Exercise brief – Repeat the whole listing below, word for word.

# START OF Entries shown

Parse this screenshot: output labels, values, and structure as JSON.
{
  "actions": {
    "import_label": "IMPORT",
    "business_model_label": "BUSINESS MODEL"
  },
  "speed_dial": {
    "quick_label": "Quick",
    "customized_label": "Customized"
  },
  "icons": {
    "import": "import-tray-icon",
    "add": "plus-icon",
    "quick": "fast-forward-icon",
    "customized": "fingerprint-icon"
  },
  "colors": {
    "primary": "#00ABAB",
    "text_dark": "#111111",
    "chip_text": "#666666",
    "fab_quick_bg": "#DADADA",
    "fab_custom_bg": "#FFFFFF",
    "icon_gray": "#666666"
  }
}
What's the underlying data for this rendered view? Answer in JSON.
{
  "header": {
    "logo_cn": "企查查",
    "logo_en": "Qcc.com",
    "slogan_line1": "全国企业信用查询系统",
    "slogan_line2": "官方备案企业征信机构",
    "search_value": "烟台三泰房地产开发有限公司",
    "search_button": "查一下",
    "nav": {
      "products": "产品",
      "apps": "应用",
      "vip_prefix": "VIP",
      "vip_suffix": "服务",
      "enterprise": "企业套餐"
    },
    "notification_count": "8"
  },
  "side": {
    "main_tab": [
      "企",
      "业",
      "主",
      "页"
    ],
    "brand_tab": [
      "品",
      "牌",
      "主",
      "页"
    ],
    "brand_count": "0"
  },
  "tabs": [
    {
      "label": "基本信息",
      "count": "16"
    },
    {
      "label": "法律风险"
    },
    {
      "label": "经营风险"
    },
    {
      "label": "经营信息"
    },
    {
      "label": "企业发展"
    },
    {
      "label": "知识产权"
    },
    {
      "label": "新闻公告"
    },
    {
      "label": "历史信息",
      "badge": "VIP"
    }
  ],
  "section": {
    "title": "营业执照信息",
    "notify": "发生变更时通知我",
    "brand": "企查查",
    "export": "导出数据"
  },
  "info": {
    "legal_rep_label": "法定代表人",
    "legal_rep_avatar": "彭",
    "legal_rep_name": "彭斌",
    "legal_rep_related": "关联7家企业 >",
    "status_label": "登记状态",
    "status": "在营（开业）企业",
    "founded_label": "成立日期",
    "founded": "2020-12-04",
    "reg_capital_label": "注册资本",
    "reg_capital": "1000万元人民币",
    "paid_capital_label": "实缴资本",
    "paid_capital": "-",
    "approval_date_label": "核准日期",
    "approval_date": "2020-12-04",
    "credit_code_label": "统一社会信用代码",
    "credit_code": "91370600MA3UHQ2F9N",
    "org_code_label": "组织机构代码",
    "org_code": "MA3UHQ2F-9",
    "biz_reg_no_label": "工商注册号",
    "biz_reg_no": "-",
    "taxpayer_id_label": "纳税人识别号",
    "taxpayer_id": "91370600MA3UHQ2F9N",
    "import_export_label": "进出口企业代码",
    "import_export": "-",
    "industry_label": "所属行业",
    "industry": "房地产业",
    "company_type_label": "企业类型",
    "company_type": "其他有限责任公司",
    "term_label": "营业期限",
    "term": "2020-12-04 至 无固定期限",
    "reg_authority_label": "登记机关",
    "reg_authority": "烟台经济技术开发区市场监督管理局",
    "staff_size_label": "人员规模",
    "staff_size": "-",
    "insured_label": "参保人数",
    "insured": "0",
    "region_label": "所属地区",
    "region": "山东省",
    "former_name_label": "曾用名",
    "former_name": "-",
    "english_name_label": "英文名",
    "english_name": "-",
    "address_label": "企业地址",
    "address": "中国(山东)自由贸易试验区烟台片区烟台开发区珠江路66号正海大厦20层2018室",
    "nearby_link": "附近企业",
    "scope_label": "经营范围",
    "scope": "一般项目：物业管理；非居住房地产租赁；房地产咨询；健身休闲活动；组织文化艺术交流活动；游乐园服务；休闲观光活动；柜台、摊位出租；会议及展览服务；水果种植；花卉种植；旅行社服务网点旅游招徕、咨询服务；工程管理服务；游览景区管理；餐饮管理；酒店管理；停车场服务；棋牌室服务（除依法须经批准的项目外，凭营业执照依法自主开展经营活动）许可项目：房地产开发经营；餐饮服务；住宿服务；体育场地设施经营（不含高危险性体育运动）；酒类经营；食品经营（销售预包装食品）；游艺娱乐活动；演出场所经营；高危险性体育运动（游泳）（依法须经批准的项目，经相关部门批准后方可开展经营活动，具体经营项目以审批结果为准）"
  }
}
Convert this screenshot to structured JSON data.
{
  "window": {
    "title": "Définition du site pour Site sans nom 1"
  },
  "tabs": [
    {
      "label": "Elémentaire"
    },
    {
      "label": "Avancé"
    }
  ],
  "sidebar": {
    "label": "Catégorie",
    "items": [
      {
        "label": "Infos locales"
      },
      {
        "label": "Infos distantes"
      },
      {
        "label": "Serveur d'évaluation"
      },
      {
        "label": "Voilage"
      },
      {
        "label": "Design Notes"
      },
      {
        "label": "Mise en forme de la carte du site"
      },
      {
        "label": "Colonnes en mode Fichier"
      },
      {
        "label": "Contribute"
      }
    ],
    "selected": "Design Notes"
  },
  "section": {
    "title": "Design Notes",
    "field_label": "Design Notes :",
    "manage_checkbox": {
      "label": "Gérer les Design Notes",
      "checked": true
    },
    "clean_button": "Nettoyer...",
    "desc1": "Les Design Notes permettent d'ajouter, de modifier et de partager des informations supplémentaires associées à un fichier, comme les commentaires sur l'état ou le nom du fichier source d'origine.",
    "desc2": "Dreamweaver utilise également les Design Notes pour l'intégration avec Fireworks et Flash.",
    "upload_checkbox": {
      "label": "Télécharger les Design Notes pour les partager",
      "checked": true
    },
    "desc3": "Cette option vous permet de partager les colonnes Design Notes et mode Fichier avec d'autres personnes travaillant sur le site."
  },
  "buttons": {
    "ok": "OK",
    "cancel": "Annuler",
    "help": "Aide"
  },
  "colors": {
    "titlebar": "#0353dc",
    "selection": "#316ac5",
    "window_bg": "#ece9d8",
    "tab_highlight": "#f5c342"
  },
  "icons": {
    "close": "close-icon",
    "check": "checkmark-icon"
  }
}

# END OF Entries shown

Solution for this exercise –
Parse this screenshot: output labels, values, and structure as JSON.
{
  "actions": {
    "import_label": "IMPORT",
    "business_model_label": "BUSINESS MODEL"
  },
  "speed_dial": {
    "quick_label": "Quick",
    "customized_label": "Customized"
  },
  "icons": {
    "import": "import-tray-icon",
    "add": "plus-icon",
    "quick": "fast-forward-icon",
    "customized": "fingerprint-icon"
  },
  "colors": {
    "primary": "#00ABAB",
    "text_dark": "#111111",
    "chip_text": "#666666",
    "fab_quick_bg": "#DADADA",
    "fab_custom_bg": "#FFFFFF",
    "icon_gray": "#666666"
  }
}
What's the underlying data for this rendered view? Answer in JSON.
{
  "header": {
    "logo_cn": "企查查",
    "logo_en": "Qcc.com",
    "slogan_line1": "全国企业信用查询系统",
    "slogan_line2": "官方备案企业征信机构",
    "search_value": "烟台三泰房地产开发有限公司",
    "search_button": "查一下",
    "nav": {
      "products": "产品",
      "apps": "应用",
      "vip_prefix": "VIP",
      "vip_suffix": "服务",
      "enterprise": "企业套餐"
    },
    "notification_count": "8"
  },
  "side": {
    "main_tab": [
      "企",
      "业",
      "主",
      "页"
    ],
    "brand_tab": [
      "品",
      "牌",
      "主",
      "页"
    ],
    "brand_count": "0"
  },
  "tabs": [
    {
      "label": "基本信息",
      "count": "16"
    },
    {
      "label": "法律风险"
    },
    {
      "label": "经营风险"
    },
    {
      "label": "经营信息"
    },
    {
      "label": "企业发展"
    },
    {
      "label": "知识产权"
    },
    {
      "label": "新闻公告"
    },
    {
      "label": "历史信息",
      "badge": "VIP"
    }
  ],
  "section": {
    "title": "营业执照信息",
    "notify": "发生变更时通知我",
    "brand": "企查查",
    "export": "导出数据"
  },
  "info": {
    "legal_rep_label": "法定代表人",
    "legal_rep_avatar": "彭",
    "legal_rep_name": "彭斌",
    "legal_rep_related": "关联7家企业 >",
    "status_label": "登记状态",
    "status": "在营（开业）企业",
    "founded_label": "成立日期",
    "founded": "2020-12-04",
    "reg_capital_label": "注册资本",
    "reg_capital": "1000万元人民币",
    "paid_capital_label": "实缴资本",
    "paid_capital": "-",
    "approval_date_label": "核准日期",
    "approval_date": "2020-12-04",
    "credit_code_label": "统一社会信用代码",
    "credit_code": "91370600MA3UHQ2F9N",
    "org_code_label": "组织机构代码",
    "org_code": "MA3UHQ2F-9",
    "biz_reg_no_label": "工商注册号",
    "biz_reg_no": "-",
    "taxpayer_id_label": "纳税人识别号",
    "taxpayer_id": "91370600MA3UHQ2F9N",
    "import_export_label": "进出口企业代码",
    "import_export": "-",
    "industry_label": "所属行业",
    "industry": "房地产业",
    "company_type_label": "企业类型",
    "company_type": "其他有限责任公司",
    "term_label": "营业期限",
    "term": "2020-12-04 至 无固定期限",
    "reg_authority_label": "登记机关",
    "reg_authority": "烟台经济技术开发区市场监督管理局",
    "staff_size_label": "人员规模",
    "staff_size": "-",
    "insured_label": "参保人数",
    "insured": "0",
    "region_label": "所属地区",
    "region": "山东省",
    "former_name_label": "曾用名",
    "former_name": "-",
    "english_name_label": "英文名",
    "english_name": "-",
    "address_label": "企业地址",
    "address": "中国(山东)自由贸易试验区烟台片区烟台开发区珠江路66号正海大厦20层2018室",
    "nearby_link": "附近企业",
    "scope_label": "经营范围",
    "scope": "一般项目：物业管理；非居住房地产租赁；房地产咨询；健身休闲活动；组织文化艺术交流活动；游乐园服务；休闲观光活动；柜台、摊位出租；会议及展览服务；水果种植；花卉种植；旅行社服务网点旅游招徕、咨询服务；工程管理服务；游览景区管理；餐饮管理；酒店管理；停车场服务；棋牌室服务（除依法须经批准的项目外，凭营业执照依法自主开展经营活动）许可项目：房地产开发经营；餐饮服务；住宿服务；体育场地设施经营（不含高危险性体育运动）；酒类经营；食品经营（销售预包装食品）；游艺娱乐活动；演出场所经营；高危险性体育运动（游泳）（依法须经批准的项目，经相关部门批准后方可开展经营活动，具体经营项目以审批结果为准）"
  }
}
Convert this screenshot to structured JSON data.
{
  "window": {
    "title": "Définition du site pour Site sans nom 1"
  },
  "tabs": [
    {
      "label": "Elémentaire"
    },
    {
      "label": "Avancé"
    }
  ],
  "sidebar": {
    "label": "Catégorie",
    "items": [
      {
        "label": "Infos locales"
      },
      {
        "label": "Infos distantes"
      },
      {
        "label": "Serveur d'évaluation"
      },
      {
        "label": "Voilage"
      },
      {
        "label": "Design Notes"
      },
      {
        "label": "Mise en forme de la carte du site"
      },
      {
        "label": "Colonnes en mode Fichier"
      },
      {
        "label": "Contribute"
      }
    ],
    "selected": "Design Notes"
  },
  "section": {
    "title": "Design Notes",
    "field_label": "Design Notes :",
    "manage_checkbox": {
      "label": "Gérer les Design Notes",
      "checked": true
    },
    "clean_button": "Nettoyer...",
    "desc1": "Les Design Notes permettent d'ajouter, de modifier et de partager des informations supplémentaires associées à un fichier, comme les commentaires sur l'état ou le nom du fichier source d'origine.",
    "desc2": "Dreamweaver utilise également les Design Notes pour l'intégration avec Fireworks et Flash.",
    "upload_checkbox": {
      "label": "Télécharger les Design Notes pour les partager",
      "checked": true
    },
    "desc3": "Cette option vous permet de partager les colonnes Design Notes et mode Fichier avec d'autres personnes travaillant sur le site."
  },
  "buttons": {
    "ok": "OK",
    "cancel": "Annuler",
    "help": "Aide"
  },
  "colors": {
    "titlebar": "#0353dc",
    "selection": "#316ac5",
    "window_bg": "#ece9d8",
    "tab_highlight": "#f5c342"
  },
  "icons": {
    "close": "close-icon",
    "check": "checkmark-icon"
  }
}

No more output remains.